▸ **TASK PROMPT**
Write out the full listing again, exactly as it stands.

— BEGIN —

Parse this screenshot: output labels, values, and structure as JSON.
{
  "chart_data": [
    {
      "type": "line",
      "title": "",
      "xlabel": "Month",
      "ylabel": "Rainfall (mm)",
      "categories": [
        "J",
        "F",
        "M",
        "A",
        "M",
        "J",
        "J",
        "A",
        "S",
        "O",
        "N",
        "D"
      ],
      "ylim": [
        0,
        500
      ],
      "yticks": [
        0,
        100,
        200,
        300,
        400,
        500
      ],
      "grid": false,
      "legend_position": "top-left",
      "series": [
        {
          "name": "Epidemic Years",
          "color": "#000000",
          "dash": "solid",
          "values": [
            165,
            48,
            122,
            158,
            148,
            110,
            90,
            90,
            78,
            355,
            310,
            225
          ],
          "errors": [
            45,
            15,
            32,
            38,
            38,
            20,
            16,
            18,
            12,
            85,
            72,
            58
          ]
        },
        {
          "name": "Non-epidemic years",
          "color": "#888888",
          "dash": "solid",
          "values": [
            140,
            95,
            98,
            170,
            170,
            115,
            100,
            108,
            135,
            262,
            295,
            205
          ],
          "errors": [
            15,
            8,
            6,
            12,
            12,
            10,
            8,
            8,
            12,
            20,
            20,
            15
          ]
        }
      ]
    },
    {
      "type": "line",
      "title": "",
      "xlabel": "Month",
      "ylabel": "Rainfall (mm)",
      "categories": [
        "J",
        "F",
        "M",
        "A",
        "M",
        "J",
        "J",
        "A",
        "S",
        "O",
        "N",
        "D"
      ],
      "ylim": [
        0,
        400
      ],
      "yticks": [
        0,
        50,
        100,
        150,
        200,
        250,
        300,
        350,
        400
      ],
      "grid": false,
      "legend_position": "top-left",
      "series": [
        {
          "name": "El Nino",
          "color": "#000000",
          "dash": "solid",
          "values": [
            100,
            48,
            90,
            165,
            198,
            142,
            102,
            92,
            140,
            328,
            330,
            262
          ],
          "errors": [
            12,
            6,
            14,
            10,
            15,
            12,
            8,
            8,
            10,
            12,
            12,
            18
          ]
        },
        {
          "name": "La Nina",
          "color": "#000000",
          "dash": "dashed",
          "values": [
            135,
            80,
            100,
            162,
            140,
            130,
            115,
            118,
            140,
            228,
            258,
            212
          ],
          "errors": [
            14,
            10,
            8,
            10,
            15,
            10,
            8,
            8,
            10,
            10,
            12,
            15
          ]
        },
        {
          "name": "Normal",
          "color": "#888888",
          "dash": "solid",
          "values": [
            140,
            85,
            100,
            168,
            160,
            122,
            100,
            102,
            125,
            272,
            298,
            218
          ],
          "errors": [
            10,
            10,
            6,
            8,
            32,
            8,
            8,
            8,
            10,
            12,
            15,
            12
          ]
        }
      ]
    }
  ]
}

— END —

▸ **WRITTEN RESPONSE**
Parse this screenshot: output labels, values, and structure as JSON.
{
  "chart_data": [
    {
      "type": "line",
      "title": "",
      "xlabel": "Month",
      "ylabel": "Rainfall (mm)",
      "categories": [
        "J",
        "F",
        "M",
        "A",
        "M",
        "J",
        "J",
        "A",
        "S",
        "O",
        "N",
        "D"
      ],
      "ylim": [
        0,
        500
      ],
      "yticks": [
        0,
        100,
        200,
        300,
        400,
        500
      ],
      "grid": false,
      "legend_position": "top-left",
      "series": [
        {
          "name": "Epidemic Years",
          "color": "#000000",
          "dash": "solid",
          "values": [
            165,
            48,
            122,
            158,
            148,
            110,
            90,
            90,
            78,
            355,
            310,
            225
          ],
          "errors": [
            45,
            15,
            32,
            38,
            38,
            20,
            16,
            18,
            12,
            85,
            72,
            58
          ]
        },
        {
          "name": "Non-epidemic years",
          "color": "#888888",
          "dash": "solid",
          "values": [
            140,
            95,
            98,
            170,
            170,
            115,
            100,
            108,
            135,
            262,
            295,
            205
          ],
          "errors": [
            15,
            8,
            6,
            12,
            12,
            10,
            8,
            8,
            12,
            20,
            20,
            15
          ]
        }
      ]
    },
    {
      "type": "line",
      "title": "",
      "xlabel": "Month",
      "ylabel": "Rainfall (mm)",
      "categories": [
        "J",
        "F",
        "M",
        "A",
        "M",
        "J",
        "J",
        "A",
        "S",
        "O",
        "N",
        "D"
      ],
      "ylim": [
        0,
        400
      ],
      "yticks": [
        0,
        50,
        100,
        150,
        200,
        250,
        300,
        350,
        400
      ],
      "grid": false,
      "legend_position": "top-left",
      "series": [
        {
          "name": "El Nino",
          "color": "#000000",
          "dash": "solid",
          "values": [
            100,
            48,
            90,
            165,
            198,
            142,
            102,
            92,
            140,
            328,
            330,
            262
          ],
          "errors": [
            12,
            6,
            14,
            10,
            15,
            12,
            8,
            8,
            10,
            12,
            12,
            18
          ]
        },
        {
          "name": "La Nina",
          "color": "#000000",
          "dash": "dashed",
          "values": [
            135,
            80,
            100,
            162,
            140,
            130,
            115,
            118,
            140,
            228,
            258,
            212
          ],
          "errors": [
            14,
            10,
            8,
            10,
            15,
            10,
            8,
            8,
            10,
            10,
            12,
            15
          ]
        },
        {
          "name": "Normal",
          "color": "#888888",
          "dash": "solid",
          "values": [
            140,
            85,
            100,
            168,
            160,
            122,
            100,
            102,
            125,
            272,
            298,
            218
          ],
          "errors": [
            10,
            10,
            6,
            8,
            32,
            8,
            8,
            8,
            10,
            12,
            15,
            12
          ]
        }
      ]
    }
  ]
}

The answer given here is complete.